(Stored records)
· · · · ·

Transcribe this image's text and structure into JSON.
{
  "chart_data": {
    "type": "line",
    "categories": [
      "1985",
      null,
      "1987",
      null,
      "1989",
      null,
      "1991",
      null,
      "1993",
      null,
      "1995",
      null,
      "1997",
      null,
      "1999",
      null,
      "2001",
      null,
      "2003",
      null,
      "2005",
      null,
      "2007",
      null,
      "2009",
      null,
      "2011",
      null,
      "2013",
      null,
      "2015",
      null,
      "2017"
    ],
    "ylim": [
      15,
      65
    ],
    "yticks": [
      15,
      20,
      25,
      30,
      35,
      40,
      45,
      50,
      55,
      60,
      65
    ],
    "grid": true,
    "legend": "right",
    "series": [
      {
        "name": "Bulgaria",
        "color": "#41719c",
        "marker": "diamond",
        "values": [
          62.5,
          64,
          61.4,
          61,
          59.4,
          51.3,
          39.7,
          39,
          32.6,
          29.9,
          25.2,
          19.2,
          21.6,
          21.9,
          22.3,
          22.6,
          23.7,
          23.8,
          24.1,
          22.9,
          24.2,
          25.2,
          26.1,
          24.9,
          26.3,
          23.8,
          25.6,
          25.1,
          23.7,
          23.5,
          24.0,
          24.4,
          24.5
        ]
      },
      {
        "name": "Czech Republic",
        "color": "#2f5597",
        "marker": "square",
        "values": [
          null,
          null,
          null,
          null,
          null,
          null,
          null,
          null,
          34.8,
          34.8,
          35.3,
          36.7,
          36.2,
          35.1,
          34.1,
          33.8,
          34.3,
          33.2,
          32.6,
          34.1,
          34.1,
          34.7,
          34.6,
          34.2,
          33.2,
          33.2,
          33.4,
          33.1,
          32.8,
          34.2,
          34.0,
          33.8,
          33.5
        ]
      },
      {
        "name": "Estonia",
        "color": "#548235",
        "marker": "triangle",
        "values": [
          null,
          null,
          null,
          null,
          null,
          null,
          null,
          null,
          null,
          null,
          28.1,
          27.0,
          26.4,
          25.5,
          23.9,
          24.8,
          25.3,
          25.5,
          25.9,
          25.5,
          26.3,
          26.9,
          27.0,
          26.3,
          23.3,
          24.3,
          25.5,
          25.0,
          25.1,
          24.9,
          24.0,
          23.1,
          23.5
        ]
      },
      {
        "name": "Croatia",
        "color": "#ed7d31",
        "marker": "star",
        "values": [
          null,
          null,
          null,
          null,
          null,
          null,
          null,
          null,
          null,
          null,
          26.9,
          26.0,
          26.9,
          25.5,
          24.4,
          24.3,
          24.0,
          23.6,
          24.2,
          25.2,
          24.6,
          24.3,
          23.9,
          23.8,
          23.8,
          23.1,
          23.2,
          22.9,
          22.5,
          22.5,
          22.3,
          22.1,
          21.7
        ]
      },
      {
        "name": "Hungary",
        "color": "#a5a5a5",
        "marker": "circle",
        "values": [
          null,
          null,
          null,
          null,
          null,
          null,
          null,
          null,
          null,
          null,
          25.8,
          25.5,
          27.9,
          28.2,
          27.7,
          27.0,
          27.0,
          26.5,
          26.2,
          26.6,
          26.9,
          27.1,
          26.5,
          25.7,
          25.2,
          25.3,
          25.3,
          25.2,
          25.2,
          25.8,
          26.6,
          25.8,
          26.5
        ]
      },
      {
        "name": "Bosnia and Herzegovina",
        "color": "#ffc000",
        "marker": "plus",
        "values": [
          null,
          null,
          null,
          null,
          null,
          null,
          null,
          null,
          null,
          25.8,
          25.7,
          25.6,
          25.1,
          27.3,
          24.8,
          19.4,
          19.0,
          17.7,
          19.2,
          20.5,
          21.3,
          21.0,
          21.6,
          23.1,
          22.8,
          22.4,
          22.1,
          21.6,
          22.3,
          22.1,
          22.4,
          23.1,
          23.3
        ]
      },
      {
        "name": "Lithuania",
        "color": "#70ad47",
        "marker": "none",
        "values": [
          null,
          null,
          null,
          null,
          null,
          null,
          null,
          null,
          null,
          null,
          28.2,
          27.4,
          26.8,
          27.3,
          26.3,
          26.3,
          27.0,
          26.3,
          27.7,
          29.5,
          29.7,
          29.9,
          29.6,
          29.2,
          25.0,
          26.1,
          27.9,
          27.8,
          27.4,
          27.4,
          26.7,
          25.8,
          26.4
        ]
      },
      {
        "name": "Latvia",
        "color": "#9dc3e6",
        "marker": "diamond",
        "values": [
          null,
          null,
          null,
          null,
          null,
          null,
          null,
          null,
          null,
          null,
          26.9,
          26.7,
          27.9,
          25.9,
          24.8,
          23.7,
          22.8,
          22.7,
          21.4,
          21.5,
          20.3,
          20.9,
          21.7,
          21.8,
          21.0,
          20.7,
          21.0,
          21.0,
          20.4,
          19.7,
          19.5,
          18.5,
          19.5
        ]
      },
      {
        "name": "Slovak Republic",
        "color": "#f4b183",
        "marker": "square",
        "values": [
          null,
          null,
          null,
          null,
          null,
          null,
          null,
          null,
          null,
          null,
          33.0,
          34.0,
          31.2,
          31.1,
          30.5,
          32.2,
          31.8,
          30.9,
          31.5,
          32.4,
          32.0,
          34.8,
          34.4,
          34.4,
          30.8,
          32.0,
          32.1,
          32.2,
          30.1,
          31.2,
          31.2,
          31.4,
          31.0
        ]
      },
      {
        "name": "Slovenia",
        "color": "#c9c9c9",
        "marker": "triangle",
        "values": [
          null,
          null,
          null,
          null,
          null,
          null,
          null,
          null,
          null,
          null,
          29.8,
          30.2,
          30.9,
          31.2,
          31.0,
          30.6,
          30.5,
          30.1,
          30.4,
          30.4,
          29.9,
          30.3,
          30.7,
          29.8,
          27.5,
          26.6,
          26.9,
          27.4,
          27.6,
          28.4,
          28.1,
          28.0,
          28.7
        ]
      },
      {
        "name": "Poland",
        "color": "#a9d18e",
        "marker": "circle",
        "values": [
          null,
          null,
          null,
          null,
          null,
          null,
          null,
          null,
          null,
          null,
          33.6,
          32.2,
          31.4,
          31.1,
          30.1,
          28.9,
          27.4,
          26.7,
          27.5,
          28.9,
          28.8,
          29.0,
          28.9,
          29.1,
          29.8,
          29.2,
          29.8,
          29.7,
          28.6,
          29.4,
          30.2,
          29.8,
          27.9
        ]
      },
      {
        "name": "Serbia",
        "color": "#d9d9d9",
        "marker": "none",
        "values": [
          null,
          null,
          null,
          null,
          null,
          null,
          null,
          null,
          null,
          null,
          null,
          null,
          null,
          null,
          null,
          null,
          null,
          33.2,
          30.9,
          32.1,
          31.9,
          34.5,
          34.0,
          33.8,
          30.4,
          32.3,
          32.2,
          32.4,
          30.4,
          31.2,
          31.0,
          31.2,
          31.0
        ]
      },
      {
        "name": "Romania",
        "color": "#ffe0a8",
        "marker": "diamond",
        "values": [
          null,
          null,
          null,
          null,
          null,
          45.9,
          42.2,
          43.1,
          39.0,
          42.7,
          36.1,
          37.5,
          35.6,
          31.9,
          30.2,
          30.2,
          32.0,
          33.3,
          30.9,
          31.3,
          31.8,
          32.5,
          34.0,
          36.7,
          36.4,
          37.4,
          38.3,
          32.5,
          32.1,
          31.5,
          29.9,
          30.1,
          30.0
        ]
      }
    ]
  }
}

· · · · ·

## WHAT YOU NEED TO DO
Reproduce each line from the records that contains the word "Republic".

## EXPECTED ANSWER
        "name": "Czech Republic",
        "name": "Slovak Republic",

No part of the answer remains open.